— BEGIN —
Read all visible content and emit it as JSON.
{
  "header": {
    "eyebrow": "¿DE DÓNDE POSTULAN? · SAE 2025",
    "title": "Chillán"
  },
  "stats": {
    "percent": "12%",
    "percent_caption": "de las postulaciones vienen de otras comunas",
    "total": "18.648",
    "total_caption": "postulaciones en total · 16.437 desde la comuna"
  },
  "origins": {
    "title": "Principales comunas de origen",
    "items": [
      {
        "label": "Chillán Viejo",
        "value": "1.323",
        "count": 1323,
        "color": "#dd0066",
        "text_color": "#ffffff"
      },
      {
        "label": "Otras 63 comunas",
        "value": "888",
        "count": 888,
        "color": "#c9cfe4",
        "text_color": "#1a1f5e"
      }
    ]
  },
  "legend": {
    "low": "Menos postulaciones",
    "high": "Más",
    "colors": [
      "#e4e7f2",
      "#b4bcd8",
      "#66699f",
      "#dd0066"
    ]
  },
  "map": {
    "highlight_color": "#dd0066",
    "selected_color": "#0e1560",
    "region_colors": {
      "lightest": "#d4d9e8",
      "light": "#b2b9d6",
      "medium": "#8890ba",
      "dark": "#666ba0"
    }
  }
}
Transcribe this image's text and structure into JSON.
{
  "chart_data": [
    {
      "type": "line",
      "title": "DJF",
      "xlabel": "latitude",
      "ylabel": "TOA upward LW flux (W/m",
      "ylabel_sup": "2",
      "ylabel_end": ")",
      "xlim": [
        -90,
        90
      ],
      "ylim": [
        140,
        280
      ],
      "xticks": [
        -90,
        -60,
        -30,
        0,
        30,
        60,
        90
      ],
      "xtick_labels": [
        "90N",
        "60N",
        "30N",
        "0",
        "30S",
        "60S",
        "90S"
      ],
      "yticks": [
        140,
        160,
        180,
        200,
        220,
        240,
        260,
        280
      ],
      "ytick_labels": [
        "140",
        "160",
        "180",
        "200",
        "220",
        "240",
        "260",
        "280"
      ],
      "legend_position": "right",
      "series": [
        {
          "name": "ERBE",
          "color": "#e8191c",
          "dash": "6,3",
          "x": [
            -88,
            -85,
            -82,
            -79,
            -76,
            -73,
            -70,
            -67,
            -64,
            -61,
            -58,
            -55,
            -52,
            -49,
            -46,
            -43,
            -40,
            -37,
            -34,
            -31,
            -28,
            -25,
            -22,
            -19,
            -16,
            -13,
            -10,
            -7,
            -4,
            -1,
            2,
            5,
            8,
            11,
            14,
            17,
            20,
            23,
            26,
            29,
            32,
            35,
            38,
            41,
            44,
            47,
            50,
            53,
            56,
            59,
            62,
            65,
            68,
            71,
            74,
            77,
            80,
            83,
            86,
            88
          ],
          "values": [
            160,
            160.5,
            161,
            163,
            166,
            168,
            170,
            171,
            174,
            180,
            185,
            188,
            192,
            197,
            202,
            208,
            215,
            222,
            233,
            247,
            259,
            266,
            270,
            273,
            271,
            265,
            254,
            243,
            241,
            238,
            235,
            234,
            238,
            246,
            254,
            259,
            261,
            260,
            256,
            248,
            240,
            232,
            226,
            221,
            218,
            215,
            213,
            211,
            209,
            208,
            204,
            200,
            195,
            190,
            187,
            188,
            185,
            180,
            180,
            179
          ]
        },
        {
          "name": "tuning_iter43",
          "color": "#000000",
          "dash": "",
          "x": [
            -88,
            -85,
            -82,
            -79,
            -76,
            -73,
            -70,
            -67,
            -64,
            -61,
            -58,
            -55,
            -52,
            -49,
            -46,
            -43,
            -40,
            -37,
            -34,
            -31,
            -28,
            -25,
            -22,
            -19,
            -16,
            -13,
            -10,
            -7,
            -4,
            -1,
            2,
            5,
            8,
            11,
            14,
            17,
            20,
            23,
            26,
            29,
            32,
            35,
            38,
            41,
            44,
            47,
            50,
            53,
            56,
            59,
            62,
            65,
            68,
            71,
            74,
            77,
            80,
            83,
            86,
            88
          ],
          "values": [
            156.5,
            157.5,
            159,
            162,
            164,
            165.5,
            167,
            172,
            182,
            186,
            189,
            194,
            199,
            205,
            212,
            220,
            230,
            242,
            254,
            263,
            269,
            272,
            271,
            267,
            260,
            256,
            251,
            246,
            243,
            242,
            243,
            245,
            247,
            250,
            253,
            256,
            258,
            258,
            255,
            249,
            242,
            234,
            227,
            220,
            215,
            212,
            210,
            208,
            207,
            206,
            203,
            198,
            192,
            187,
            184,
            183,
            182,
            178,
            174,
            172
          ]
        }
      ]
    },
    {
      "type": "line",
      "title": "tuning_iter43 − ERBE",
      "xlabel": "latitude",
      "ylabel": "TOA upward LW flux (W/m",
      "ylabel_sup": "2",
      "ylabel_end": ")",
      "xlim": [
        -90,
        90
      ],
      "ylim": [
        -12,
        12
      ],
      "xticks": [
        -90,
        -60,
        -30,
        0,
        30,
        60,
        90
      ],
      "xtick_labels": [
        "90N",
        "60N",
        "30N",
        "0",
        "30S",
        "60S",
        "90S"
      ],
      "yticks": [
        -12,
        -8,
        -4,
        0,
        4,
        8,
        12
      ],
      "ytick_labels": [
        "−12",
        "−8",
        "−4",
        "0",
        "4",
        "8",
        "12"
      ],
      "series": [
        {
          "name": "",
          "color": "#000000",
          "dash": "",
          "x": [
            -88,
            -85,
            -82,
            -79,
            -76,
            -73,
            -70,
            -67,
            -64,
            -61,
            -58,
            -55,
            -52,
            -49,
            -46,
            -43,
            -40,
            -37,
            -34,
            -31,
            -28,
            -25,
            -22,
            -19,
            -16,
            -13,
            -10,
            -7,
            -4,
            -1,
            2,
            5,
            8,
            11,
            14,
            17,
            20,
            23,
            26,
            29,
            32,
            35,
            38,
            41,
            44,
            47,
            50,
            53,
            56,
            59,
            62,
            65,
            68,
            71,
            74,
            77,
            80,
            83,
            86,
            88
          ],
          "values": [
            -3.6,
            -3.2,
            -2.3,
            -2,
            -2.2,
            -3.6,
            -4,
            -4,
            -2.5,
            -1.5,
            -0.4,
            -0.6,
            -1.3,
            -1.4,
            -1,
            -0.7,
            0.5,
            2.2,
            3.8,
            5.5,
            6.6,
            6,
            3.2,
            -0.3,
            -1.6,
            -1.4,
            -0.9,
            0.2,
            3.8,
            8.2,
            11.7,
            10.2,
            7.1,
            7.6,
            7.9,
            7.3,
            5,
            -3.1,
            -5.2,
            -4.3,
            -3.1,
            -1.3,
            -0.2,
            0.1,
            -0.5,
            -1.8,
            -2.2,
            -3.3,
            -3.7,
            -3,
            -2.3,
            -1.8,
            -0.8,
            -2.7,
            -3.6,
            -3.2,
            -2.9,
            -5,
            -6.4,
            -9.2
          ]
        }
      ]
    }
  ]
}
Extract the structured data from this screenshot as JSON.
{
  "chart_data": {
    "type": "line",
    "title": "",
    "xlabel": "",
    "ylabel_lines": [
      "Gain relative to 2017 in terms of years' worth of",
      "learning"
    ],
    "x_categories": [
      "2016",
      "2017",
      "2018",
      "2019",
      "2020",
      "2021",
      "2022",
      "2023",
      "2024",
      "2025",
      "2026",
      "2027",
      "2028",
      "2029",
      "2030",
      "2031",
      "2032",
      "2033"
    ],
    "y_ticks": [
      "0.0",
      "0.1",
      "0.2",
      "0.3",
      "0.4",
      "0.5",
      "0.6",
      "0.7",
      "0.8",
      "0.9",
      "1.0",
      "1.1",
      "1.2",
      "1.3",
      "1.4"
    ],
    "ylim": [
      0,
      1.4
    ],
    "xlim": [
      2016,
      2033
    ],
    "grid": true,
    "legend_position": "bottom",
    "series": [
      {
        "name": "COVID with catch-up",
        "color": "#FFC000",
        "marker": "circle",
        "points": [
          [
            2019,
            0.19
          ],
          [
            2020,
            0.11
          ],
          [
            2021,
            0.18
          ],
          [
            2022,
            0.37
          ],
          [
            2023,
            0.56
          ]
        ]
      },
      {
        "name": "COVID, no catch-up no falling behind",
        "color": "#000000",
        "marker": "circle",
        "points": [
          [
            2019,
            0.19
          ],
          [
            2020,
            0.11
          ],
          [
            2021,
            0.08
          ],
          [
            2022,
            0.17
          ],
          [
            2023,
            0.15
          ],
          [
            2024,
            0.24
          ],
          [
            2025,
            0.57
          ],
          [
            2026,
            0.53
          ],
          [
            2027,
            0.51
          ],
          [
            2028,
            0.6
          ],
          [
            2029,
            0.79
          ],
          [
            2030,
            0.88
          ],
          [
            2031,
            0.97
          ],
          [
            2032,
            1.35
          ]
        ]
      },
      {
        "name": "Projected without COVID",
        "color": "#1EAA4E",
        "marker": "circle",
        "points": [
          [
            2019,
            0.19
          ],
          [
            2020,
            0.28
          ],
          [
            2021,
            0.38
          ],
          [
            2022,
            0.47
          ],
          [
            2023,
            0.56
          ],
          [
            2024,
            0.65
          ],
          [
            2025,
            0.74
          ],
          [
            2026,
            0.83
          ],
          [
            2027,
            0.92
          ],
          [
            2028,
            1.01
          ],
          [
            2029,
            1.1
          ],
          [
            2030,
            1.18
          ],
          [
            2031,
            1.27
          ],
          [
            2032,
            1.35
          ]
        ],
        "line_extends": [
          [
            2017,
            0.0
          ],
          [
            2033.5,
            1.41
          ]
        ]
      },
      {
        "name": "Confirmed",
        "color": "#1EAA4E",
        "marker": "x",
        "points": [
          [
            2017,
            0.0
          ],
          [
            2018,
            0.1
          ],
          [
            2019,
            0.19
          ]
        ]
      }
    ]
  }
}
— END —
*What the task asks*. Using the listing above, gather each line that holds the string "comunas" and copy it.

*Written reply*.
    "percent_caption": "de las postulaciones vienen de otras comunas",
    "title": "Principales comunas de origen",
        "label": "Otras 63 comunas",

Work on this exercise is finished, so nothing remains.